- **WHAT THE EXERCISE ASKS**
Resume the article about Verizon customers billed unexpected TravelPass roaming charges, picking up after its final sentence.

- **TEXT SECTION**
= = = = = = =
Verizon says its TravelPass program is an “economical way to stay connected while you travel,” but some customers would beg to differ.
The wireless giant’s TravelPass lets people use their domestic talk, text and data allowances in more than 100 countries for $10 a day per line, according to Verizon’s website.
Read more: Best cell phone plans and deals for 2017
Verizon customers upset over unexpected charges
New York state lawmaker Dov Hikind of Brooklyn was shocked to receive a $925 phone bill after an eight-day visit to Israel.
The bill included the $10 per day TravelPass charge, plus 141 international minutes and 40,000 kB of international data for text messages issued from Jordan, Yeshiva World News reports.
Hikind knew something was wrong because he visited Israel, not neighboring Jordan— which isn’t part of TravelPass.
Customer service waived the charges for Hikind, but he publicly demanded that Verizon address the issue after other New Yorkers say they were billed roaming charges from Jordan after visiting Israel.
= = = = = = =
(Stored data entries)
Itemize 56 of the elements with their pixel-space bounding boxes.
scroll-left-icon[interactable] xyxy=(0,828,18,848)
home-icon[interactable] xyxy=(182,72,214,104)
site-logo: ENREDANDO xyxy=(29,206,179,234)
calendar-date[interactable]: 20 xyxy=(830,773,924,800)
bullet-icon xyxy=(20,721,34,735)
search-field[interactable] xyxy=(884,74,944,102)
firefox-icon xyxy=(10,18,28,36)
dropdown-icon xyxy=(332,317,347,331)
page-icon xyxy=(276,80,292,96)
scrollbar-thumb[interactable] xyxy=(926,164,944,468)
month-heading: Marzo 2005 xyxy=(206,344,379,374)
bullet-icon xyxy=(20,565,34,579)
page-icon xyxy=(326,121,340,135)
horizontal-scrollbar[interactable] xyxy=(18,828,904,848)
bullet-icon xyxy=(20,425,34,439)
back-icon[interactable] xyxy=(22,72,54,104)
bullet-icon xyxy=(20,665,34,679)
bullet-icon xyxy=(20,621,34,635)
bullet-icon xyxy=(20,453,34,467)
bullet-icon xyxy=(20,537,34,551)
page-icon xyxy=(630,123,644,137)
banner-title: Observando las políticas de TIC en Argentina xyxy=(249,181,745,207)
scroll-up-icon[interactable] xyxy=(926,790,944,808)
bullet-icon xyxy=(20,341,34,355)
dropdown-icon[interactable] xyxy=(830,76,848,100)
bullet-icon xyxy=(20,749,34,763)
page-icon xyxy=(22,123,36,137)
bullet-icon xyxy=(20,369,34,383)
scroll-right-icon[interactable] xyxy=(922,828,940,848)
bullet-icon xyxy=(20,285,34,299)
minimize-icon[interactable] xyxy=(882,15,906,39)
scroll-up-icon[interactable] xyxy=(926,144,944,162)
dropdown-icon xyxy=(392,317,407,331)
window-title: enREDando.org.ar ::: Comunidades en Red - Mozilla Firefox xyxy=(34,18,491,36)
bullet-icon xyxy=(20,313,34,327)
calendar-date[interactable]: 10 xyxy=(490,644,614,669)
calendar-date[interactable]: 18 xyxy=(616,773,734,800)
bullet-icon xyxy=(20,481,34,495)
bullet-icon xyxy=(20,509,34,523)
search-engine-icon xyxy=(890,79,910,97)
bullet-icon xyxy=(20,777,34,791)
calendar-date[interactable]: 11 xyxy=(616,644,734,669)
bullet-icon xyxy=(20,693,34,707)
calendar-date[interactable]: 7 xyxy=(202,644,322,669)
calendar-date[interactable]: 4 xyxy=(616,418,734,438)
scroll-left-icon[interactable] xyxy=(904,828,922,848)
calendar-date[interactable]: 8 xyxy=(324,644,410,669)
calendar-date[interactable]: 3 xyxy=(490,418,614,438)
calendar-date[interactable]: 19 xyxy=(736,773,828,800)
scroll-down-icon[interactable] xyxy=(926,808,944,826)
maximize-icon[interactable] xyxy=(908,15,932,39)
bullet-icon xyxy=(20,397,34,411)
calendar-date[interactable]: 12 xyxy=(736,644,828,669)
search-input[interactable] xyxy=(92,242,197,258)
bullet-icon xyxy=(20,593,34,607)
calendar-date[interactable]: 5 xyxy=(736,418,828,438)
= = = = = = =
- **REPLY TO THE EXERCISE**
In a June 29 Facebook post, Hikind said Verizon told him the issue has been fixed, but he is not satisfied.
In an email to Clark.com, a Verizon representative further explained the issue and said the company has taken action to prevent customers from unknowingly being hit with these surcharges:
A few months ago, a small number of customers were having a problem with TravelPass while traveling close to bordering countries.
There was not a widespread problem. Phones are designed to attach to the strongest available signal, even if that cell network is in a neighboring country. TravelPass rates vary depending on the country.
Beginning March 2017, when a customer connects to a cell site not within the country, they have been redirected to a web page providing the rates. The customer has a choice to accept or decline those rates.
Listen to Clark talk about this issue on The Clark Howard Show Podcast
Clark’s top tips for using your smartphone abroad
If you want to avoid Verizon’s TravelPass when traveling overseas, money expert Clark Howard says you have other options.
Instead of TravelPass, he suggests that you use an old phone that is network unlocked and GSM-compatible, or consider buying a cheap GSM unlocked cell phone.
We found plenty of unlocked Androids on Amazon for less than $50. Click here to search.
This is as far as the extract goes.